WHAT IS NEEDED =
Print every line of the listing exactly, please.
— Start of DATA SUPPLIED —
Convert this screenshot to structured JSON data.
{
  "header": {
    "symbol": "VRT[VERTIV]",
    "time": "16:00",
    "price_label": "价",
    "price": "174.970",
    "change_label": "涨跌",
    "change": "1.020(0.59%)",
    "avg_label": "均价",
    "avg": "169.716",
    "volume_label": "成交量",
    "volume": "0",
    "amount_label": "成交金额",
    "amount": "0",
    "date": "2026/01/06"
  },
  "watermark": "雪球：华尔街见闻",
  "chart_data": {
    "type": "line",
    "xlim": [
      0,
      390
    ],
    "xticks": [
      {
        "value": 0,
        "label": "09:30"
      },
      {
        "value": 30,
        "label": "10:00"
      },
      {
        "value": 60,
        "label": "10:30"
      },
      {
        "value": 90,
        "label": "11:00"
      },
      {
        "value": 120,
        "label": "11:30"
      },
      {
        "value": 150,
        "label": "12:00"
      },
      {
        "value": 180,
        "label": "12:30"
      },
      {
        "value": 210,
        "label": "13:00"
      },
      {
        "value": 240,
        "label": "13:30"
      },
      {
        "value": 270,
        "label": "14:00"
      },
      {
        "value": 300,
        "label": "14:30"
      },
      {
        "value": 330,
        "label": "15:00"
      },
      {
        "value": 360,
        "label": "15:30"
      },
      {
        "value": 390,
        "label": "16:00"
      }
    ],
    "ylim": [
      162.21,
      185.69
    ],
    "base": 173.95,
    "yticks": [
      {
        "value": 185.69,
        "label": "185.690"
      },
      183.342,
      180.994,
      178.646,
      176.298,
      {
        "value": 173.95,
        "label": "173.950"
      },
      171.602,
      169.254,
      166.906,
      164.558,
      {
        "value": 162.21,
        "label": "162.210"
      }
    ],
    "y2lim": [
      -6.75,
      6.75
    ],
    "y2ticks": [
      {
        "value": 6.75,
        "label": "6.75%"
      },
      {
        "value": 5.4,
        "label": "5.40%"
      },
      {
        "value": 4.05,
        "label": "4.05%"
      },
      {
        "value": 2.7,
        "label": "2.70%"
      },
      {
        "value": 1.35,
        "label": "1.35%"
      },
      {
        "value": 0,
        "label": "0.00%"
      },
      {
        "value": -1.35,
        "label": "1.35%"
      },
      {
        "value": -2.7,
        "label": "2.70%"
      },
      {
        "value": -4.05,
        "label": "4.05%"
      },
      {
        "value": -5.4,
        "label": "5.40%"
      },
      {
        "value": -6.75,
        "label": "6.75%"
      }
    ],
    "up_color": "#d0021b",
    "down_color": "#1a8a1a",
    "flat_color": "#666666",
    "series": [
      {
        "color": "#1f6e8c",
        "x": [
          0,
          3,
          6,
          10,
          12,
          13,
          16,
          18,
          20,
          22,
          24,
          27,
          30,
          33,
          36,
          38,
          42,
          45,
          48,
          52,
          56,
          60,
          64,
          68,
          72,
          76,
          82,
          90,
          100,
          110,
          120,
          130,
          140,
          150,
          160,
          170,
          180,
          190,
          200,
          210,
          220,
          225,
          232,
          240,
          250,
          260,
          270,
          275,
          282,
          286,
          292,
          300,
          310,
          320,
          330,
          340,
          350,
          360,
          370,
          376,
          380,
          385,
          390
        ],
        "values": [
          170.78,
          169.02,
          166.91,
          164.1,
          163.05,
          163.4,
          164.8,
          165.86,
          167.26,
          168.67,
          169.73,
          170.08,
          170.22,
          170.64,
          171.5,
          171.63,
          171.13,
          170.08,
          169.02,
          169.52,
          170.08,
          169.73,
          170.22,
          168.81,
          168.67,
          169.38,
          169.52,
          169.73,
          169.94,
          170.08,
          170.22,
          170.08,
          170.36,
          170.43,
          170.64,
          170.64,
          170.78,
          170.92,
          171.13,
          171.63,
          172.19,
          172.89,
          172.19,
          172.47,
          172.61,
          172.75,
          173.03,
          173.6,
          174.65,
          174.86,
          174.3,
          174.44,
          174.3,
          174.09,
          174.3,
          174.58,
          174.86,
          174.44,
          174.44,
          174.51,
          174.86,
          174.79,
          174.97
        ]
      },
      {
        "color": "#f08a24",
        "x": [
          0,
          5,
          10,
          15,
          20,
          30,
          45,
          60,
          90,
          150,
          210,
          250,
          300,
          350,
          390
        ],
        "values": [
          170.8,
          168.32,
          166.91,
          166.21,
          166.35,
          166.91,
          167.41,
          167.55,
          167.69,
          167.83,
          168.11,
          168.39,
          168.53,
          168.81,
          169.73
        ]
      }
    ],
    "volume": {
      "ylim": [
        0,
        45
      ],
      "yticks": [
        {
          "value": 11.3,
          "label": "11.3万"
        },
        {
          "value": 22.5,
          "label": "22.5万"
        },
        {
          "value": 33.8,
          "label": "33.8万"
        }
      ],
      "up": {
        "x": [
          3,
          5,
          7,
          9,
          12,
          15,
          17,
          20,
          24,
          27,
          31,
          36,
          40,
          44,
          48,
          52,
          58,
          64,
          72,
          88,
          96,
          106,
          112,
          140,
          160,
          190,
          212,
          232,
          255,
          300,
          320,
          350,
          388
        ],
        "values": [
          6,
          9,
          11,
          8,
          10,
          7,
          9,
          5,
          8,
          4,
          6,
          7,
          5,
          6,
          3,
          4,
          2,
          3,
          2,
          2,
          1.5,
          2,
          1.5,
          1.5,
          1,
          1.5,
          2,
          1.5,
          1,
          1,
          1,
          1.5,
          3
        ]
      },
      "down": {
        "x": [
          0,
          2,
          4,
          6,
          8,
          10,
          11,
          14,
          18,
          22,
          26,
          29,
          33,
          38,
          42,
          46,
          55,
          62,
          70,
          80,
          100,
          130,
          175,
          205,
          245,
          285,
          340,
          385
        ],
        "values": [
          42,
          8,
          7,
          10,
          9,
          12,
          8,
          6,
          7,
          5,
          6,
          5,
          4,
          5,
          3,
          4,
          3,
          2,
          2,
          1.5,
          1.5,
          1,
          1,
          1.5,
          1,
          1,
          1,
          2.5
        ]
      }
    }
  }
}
— End of DATA SUPPLIED —
EXERCISE ANSWER =
Convert this screenshot to structured JSON data.
{
  "header": {
    "symbol": "VRT[VERTIV]",
    "time": "16:00",
    "price_label": "价",
    "price": "174.970",
    "change_label": "涨跌",
    "change": "1.020(0.59%)",
    "avg_label": "均价",
    "avg": "169.716",
    "volume_label": "成交量",
    "volume": "0",
    "amount_label": "成交金额",
    "amount": "0",
    "date": "2026/01/06"
  },
  "watermark": "雪球：华尔街见闻",
  "chart_data": {
    "type": "line",
    "xlim": [
      0,
      390
    ],
    "xticks": [
      {
        "value": 0,
        "label": "09:30"
      },
      {
        "value": 30,
        "label": "10:00"
      },
      {
        "value": 60,
        "label": "10:30"
      },
      {
        "value": 90,
        "label": "11:00"
      },
      {
        "value": 120,
        "label": "11:30"
      },
      {
        "value": 150,
        "label": "12:00"
      },
      {
        "value": 180,
        "label": "12:30"
      },
      {
        "value": 210,
        "label": "13:00"
      },
      {
        "value": 240,
        "label": "13:30"
      },
      {
        "value": 270,
        "label": "14:00"
      },
      {
        "value": 300,
        "label": "14:30"
      },
      {
        "value": 330,
        "label": "15:00"
      },
      {
        "value": 360,
        "label": "15:30"
      },
      {
        "value": 390,
        "label": "16:00"
      }
    ],
    "ylim": [
      162.21,
      185.69
    ],
    "base": 173.95,
    "yticks": [
      {
        "value": 185.69,
        "label": "185.690"
      },
      183.342,
      180.994,
      178.646,
      176.298,
      {
        "value": 173.95,
        "label": "173.950"
      },
      171.602,
      169.254,
      166.906,
      164.558,
      {
        "value": 162.21,
        "label": "162.210"
      }
    ],
    "y2lim": [
      -6.75,
      6.75
    ],
    "y2ticks": [
      {
        "value": 6.75,
        "label": "6.75%"
      },
      {
        "value": 5.4,
        "label": "5.40%"
      },
      {
        "value": 4.05,
        "label": "4.05%"
      },
      {
        "value": 2.7,
        "label": "2.70%"
      },
      {
        "value": 1.35,
        "label": "1.35%"
      },
      {
        "value": 0,
        "label": "0.00%"
      },
      {
        "value": -1.35,
        "label": "1.35%"
      },
      {
        "value": -2.7,
        "label": "2.70%"
      },
      {
        "value": -4.05,
        "label": "4.05%"
      },
      {
        "value": -5.4,
        "label": "5.40%"
      },
      {
        "value": -6.75,
        "label": "6.75%"
      }
    ],
    "up_color": "#d0021b",
    "down_color": "#1a8a1a",
    "flat_color": "#666666",
    "series": [
      {
        "color": "#1f6e8c",
        "x": [
          0,
          3,
          6,
          10,
          12,
          13,
          16,
          18,
          20,
          22,
          24,
          27,
          30,
          33,
          36,
          38,
          42,
          45,
          48,
          52,
          56,
          60,
          64,
          68,
          72,
          76,
          82,
          90,
          100,
          110,
          120,
          130,
          140,
          150,
          160,
          170,
          180,
          190,
          200,
          210,
          220,
          225,
          232,
          240,
          250,
          260,
          270,
          275,
          282,
          286,
          292,
          300,
          310,
          320,
          330,
          340,
          350,
          360,
          370,
          376,
          380,
          385,
          390
        ],
        "values": [
          170.78,
          169.02,
          166.91,
          164.1,
          163.05,
          163.4,
          164.8,
          165.86,
          167.26,
          168.67,
          169.73,
          170.08,
          170.22,
          170.64,
          171.5,
          171.63,
          171.13,
          170.08,
          169.02,
          169.52,
          170.08,
          169.73,
          170.22,
          168.81,
          168.67,
          169.38,
          169.52,
          169.73,
          169.94,
          170.08,
          170.22,
          170.08,
          170.36,
          170.43,
          170.64,
          170.64,
          170.78,
          170.92,
          171.13,
          171.63,
          172.19,
          172.89,
          172.19,
          172.47,
          172.61,
          172.75,
          173.03,
          173.6,
          174.65,
          174.86,
          174.3,
          174.44,
          174.3,
          174.09,
          174.3,
          174.58,
          174.86,
          174.44,
          174.44,
          174.51,
          174.86,
          174.79,
          174.97
        ]
      },
      {
        "color": "#f08a24",
        "x": [
          0,
          5,
          10,
          15,
          20,
          30,
          45,
          60,
          90,
          150,
          210,
          250,
          300,
          350,
          390
        ],
        "values": [
          170.8,
          168.32,
          166.91,
          166.21,
          166.35,
          166.91,
          167.41,
          167.55,
          167.69,
          167.83,
          168.11,
          168.39,
          168.53,
          168.81,
          169.73
        ]
      }
    ],
    "volume": {
      "ylim": [
        0,
        45
      ],
      "yticks": [
        {
          "value": 11.3,
          "label": "11.3万"
        },
        {
          "value": 22.5,
          "label": "22.5万"
        },
        {
          "value": 33.8,
          "label": "33.8万"
        }
      ],
      "up": {
        "x": [
          3,
          5,
          7,
          9,
          12,
          15,
          17,
          20,
          24,
          27,
          31,
          36,
          40,
          44,
          48,
          52,
          58,
          64,
          72,
          88,
          96,
          106,
          112,
          140,
          160,
          190,
          212,
          232,
          255,
          300,
          320,
          350,
          388
        ],
        "values": [
          6,
          9,
          11,
          8,
          10,
          7,
          9,
          5,
          8,
          4,
          6,
          7,
          5,
          6,
          3,
          4,
          2,
          3,
          2,
          2,
          1.5,
          2,
          1.5,
          1.5,
          1,
          1.5,
          2,
          1.5,
          1,
          1,
          1,
          1.5,
          3
        ]
      },
      "down": {
        "x": [
          0,
          2,
          4,
          6,
          8,
          10,
          11,
          14,
          18,
          22,
          26,
          29,
          33,
          38,
          42,
          46,
          55,
          62,
          70,
          80,
          100,
          130,
          175,
          205,
          245,
          285,
          340,
          385
        ],
        "values": [
          42,
          8,
          7,
          10,
          9,
          12,
          8,
          6,
          7,
          5,
          6,
          5,
          4,
          5,
          3,
          4,
          3,
          2,
          2,
          1.5,
          1.5,
          1,
          1,
          1.5,
          1,
          1,
          1,
          2.5
        ]
      }
    }
  }
}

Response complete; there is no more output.